# Passage
* begin *

CMOS imaging sensors having fluorine-passivated structures to reduce dark current are disclosed together with methods of making thereof. The CIS comprises an array of pixels on a substrate, each pixel comprising a pinned photodiode, an isolation trench adjacent to the pinned photodiode, and a plurality of transistors. Methods of preparing a CIS comprise providing a source of fluorine (F) atoms, and annealing in the presence of the source of F atoms. After the annealing, at least one silicon-containing surface or region in the CIS comprises Si—F bonds and is fluorine passivated.

Description

CROSS-REFERENCE TO RELATED APPLICATION

This application claims priority from U.S. Provisional Patent Application No. 61/779,740, filed on Mar. 13, 2013, which is incorporated by reference herein in its entirety for all purposes.

FIELD OF THE INVENTION

One or more embodiments of the present invention relate to CMOS image sensors and methods of making thereof.

* end *

# To do
1. List the parts that the CMOS sensor passage says each pixel comprises.
2. According to the CMOS sensor passage, on what date was the provisional patent application claimed for priority filed?
3. Continue the CMOS sensor passage from its last sentence.
None of the work here depends on the entries that come next.

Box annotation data
* begin *

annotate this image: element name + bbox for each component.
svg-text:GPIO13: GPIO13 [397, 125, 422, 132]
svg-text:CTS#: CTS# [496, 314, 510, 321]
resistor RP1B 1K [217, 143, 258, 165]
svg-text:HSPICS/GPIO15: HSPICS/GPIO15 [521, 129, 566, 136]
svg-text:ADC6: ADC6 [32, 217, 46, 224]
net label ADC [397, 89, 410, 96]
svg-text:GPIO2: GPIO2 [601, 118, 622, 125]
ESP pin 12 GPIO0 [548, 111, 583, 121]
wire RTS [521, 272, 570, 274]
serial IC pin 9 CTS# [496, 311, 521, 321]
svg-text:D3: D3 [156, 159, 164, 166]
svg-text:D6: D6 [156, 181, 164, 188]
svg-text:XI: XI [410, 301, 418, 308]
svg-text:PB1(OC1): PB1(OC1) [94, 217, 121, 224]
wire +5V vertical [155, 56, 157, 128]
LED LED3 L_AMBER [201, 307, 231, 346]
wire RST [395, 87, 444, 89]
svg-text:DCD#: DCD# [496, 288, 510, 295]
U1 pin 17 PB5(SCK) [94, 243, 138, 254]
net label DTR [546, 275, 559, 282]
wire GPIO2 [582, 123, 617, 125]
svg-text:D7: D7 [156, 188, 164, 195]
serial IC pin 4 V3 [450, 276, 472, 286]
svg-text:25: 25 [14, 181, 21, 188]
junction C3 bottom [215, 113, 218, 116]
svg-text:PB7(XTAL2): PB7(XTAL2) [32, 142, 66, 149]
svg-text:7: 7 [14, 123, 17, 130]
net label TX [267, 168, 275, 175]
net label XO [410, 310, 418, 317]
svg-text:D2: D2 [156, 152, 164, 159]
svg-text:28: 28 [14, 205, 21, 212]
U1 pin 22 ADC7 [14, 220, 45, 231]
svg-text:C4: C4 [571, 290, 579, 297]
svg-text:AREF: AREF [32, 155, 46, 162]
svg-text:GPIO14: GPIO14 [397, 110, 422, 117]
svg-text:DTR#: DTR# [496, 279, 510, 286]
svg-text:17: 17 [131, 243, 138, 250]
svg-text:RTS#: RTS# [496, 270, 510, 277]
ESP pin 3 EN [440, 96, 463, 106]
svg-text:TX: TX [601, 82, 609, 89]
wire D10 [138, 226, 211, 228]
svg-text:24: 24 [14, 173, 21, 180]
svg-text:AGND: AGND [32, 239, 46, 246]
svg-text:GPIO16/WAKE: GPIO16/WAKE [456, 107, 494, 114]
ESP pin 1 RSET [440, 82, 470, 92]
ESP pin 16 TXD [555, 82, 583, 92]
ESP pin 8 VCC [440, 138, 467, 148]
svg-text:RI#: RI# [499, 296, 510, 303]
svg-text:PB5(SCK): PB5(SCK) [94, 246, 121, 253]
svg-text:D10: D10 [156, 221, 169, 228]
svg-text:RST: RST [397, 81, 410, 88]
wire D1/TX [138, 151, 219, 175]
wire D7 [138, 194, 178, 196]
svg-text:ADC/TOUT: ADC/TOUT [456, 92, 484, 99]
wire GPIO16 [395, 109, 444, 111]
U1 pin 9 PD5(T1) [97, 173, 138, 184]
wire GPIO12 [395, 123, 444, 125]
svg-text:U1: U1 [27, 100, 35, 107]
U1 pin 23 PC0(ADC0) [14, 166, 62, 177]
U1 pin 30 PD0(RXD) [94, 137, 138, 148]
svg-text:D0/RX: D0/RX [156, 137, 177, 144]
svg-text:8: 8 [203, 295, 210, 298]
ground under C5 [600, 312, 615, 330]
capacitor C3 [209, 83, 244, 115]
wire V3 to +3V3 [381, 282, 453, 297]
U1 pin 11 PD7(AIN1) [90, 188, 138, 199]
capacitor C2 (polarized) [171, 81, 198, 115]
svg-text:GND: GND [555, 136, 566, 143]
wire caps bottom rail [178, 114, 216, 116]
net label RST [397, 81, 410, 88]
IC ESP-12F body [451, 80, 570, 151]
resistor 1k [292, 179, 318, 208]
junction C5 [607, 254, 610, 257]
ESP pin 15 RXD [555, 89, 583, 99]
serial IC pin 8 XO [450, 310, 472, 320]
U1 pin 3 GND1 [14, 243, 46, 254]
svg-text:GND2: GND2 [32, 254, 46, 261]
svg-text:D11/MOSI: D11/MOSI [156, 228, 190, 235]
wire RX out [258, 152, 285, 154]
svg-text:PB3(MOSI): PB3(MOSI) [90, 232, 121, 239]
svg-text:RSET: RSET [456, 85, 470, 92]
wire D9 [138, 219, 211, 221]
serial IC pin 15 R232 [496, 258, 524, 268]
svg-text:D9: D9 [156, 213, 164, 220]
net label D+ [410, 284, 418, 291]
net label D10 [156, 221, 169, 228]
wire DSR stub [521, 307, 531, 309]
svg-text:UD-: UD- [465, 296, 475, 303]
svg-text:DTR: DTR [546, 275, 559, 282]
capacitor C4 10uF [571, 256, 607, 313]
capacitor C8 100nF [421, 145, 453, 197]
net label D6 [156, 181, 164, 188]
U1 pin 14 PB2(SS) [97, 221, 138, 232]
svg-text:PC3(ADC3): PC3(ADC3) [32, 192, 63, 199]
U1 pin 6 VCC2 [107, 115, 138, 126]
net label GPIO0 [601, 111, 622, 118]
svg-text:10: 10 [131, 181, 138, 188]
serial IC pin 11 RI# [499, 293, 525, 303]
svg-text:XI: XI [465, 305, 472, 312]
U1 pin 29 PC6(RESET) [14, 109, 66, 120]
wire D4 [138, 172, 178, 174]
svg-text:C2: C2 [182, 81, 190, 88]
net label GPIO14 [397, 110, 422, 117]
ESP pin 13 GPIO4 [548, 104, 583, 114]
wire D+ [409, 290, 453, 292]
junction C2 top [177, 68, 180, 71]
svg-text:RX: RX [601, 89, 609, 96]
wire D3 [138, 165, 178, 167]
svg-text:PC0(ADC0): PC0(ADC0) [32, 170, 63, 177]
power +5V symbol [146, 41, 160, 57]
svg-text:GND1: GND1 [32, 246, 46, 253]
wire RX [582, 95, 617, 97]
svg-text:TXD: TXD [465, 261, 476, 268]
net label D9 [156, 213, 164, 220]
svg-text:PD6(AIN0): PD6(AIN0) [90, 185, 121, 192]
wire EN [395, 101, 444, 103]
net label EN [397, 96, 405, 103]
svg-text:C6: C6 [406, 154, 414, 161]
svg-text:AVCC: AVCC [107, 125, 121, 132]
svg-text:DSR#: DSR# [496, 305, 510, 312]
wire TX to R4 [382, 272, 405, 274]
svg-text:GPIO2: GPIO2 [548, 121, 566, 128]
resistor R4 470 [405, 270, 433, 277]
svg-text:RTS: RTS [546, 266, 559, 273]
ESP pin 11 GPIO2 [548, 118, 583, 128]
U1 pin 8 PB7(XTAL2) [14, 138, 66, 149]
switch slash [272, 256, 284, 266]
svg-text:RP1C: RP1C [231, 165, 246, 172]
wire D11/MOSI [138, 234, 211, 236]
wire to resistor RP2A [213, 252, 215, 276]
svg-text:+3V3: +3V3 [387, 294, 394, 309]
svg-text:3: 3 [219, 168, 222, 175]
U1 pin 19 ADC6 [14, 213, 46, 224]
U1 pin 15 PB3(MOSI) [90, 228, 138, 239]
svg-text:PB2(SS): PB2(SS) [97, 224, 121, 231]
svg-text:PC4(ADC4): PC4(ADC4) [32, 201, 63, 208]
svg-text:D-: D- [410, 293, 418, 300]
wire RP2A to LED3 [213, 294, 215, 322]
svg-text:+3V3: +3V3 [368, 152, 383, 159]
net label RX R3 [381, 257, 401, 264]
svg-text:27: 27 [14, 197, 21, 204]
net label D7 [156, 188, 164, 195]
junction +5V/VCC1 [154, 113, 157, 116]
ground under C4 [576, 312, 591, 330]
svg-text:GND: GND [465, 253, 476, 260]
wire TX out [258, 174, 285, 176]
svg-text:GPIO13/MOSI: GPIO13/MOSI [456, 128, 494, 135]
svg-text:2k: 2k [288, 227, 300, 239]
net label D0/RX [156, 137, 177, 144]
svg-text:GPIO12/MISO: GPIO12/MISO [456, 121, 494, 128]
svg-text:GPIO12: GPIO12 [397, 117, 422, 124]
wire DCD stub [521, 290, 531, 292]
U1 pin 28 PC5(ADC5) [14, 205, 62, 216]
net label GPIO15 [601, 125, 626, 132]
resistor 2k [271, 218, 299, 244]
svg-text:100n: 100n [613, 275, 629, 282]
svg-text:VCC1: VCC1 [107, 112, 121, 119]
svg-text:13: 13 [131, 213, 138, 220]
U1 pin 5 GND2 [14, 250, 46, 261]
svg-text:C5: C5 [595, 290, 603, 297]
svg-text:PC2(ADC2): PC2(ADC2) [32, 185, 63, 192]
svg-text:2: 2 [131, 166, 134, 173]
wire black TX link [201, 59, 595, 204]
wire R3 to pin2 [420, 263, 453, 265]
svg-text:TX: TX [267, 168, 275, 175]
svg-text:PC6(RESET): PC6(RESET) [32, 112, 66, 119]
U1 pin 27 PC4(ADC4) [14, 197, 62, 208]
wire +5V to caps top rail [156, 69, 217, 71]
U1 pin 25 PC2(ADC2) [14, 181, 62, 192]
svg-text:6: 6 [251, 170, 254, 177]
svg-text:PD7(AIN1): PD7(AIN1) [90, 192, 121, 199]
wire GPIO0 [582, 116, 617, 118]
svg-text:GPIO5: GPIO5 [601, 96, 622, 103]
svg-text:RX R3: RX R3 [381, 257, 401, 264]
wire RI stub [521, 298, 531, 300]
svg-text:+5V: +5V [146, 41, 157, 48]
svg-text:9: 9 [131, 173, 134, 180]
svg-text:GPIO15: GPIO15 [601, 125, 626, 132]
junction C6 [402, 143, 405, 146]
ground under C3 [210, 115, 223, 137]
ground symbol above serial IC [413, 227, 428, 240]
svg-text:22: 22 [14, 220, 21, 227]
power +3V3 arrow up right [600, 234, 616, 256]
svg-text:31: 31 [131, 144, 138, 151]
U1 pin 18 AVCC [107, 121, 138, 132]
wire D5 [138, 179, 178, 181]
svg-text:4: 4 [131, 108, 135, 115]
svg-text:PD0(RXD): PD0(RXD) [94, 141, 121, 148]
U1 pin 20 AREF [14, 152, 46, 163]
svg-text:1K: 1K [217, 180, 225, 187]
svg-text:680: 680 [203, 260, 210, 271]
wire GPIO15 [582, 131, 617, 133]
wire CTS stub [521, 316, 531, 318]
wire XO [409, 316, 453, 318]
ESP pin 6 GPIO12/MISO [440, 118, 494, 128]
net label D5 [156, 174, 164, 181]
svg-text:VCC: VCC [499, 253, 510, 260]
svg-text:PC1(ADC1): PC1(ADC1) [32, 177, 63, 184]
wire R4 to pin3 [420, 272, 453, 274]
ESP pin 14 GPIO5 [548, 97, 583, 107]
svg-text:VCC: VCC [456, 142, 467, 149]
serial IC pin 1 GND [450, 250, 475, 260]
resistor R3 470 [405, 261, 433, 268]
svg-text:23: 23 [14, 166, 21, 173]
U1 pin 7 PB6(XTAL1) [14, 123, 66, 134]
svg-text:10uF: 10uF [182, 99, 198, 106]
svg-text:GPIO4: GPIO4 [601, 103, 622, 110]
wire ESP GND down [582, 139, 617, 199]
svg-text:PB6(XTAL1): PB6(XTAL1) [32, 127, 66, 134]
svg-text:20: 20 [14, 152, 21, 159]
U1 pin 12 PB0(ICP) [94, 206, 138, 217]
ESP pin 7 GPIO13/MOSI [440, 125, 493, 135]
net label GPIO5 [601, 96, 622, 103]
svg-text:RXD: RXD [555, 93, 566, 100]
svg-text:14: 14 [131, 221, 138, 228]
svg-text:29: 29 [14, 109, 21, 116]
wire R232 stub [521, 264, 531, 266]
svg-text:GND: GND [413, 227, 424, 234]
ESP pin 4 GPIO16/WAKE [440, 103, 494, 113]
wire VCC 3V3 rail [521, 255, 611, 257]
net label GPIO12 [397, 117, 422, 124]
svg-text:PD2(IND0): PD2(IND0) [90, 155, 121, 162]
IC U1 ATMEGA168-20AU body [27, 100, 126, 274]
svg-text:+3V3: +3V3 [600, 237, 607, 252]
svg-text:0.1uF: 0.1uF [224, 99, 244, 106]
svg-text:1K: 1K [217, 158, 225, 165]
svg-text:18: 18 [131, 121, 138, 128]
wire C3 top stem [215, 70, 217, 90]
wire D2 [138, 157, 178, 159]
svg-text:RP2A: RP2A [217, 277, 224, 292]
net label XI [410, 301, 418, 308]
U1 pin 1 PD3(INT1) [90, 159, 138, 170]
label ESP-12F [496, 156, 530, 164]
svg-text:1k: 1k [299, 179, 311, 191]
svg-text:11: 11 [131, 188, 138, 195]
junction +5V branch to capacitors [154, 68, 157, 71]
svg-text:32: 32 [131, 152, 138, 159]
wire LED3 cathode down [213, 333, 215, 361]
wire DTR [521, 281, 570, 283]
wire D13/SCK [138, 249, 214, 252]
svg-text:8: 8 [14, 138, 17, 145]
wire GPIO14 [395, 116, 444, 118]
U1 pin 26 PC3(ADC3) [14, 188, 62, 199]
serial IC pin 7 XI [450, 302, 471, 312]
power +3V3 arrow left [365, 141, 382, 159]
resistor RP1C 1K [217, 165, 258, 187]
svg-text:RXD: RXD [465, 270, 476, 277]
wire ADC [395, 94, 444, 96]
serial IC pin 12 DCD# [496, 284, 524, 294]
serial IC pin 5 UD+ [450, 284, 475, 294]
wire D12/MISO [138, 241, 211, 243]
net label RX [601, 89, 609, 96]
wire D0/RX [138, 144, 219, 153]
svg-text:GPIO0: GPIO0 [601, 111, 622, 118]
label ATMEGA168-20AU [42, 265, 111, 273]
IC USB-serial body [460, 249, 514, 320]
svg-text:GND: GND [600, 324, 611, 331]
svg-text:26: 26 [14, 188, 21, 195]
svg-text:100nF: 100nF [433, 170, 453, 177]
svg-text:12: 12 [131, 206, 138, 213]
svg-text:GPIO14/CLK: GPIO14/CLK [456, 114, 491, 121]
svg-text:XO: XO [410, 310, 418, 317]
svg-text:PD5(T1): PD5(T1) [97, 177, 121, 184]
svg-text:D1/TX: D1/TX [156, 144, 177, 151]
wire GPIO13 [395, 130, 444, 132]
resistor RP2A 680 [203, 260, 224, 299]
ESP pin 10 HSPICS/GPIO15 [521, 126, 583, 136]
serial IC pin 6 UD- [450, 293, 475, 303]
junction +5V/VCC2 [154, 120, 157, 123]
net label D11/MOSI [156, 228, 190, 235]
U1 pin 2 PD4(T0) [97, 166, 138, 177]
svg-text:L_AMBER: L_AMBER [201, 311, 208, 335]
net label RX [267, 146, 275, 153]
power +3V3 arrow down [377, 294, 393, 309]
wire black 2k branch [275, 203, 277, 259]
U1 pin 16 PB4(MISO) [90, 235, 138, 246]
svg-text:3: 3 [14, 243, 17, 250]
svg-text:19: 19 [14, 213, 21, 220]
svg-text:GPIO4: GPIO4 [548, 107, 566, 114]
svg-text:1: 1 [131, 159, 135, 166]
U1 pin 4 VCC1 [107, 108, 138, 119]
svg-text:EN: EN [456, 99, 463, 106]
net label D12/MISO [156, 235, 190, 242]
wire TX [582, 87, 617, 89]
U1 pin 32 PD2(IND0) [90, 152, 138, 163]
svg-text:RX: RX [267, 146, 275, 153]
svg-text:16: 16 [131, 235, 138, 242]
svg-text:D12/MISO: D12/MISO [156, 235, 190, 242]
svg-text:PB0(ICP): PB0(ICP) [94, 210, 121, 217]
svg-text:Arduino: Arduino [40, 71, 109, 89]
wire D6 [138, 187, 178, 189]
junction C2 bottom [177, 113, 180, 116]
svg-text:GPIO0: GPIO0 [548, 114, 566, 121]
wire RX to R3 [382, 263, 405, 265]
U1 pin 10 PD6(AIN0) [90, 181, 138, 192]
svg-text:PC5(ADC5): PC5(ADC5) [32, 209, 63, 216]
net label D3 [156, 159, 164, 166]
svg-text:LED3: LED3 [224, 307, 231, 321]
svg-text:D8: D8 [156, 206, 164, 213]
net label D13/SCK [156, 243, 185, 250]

* end *

# Solved tasks
1.
- A pinned photodiode
- An isolation trench adjacent to the pinned photodiode
- A plurality of transistors

2. Mar. 13, 2013

3.
BACKGROUND

As the pixel size is scaled for higher image resolution and/or higher density of integration in advanced CMOS image sensor (CIS) technology, dark current reduction is one of the main problems that limits signal to noise ratio (SNR). The dark current comes from several sources, including minority carrier diffusion current in the photodiode, surface recombination centers and/or traps (N_st) at the trench sidewall liner and the top p-layer interfaces in contact with bulk silicon, the transfer gate interfacial SiO₂/Si interface (D_it), and bulk metallic contamination sites (Cu, Mo, Au, etc.) in the silicon within the space charge region (SCR) that exists in an electric field.
FIG. 1A shows a typical schematic of a four-transistor CIS pixel and FIG. 1B shows a sample pixel layout. The transistor (or gate input) labels provide controls for transfer (TX), reset (RST), select, and source follower (SF). A large area pinned photodiode (PPD) 102 can be seen with an area much larger than that of the transfer transistor 104.
Four important dark current sources are identified in the cross section of a single pixel shown in FIG. 2: a space charge region 202 (“region 1”) in the PPD, the top surface 204 (“regions 2”) of the PPD, the sidewall 206 (“regions 3”) of the isolation trench between pixels, and the interfacial oxide 208 (“region 4”) at each of the four transistor gates. Only the transfer transistor is shown in FIG. 2. Note that FIG. 2 shows both deep trench isolation (DTI) and shallow trench isolation (STI), although typically only one option is used. The notation “PSTI” in FIG. 2 indicates that the STI is implemented in the illustrated embodiment with polycrystalline silicon.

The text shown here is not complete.